Problem statement:
Pull each line containing "value" out of the data and copy it.

Input:
■ ■ ■
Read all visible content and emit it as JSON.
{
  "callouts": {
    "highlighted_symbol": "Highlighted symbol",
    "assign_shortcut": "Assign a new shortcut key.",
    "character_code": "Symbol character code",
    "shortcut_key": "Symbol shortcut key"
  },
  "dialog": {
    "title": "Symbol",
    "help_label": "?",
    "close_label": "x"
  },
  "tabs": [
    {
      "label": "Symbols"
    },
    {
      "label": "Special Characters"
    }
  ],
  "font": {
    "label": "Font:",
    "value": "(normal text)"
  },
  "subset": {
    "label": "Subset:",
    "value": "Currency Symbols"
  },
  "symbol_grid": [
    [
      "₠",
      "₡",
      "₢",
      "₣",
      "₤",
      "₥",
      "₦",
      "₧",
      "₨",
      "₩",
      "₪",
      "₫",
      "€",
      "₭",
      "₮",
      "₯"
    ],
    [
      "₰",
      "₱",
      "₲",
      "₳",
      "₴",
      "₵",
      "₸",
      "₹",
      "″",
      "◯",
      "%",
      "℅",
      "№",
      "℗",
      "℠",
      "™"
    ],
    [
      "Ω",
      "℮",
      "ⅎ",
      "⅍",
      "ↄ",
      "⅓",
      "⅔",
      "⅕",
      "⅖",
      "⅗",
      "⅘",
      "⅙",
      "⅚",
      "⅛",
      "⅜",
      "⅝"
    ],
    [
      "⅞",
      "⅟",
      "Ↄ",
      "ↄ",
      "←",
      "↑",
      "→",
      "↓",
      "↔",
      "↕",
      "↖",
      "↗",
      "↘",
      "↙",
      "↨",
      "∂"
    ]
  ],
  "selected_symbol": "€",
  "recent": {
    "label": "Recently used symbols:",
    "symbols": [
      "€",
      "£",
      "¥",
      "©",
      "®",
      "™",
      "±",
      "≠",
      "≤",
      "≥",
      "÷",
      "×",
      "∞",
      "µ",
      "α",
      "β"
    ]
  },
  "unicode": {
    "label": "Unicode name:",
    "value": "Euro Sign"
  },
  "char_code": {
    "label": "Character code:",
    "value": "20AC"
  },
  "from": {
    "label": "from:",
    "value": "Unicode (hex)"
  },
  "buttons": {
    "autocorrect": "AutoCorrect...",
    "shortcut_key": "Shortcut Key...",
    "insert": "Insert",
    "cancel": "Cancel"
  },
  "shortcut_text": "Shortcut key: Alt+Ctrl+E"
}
■ ■ ■
Output of the task:
    "value": "(normal text)"
    "value": "Currency Symbols"
    "value": "Euro Sign"
    "value": "20AC"
    "value": "Unicode (hex)"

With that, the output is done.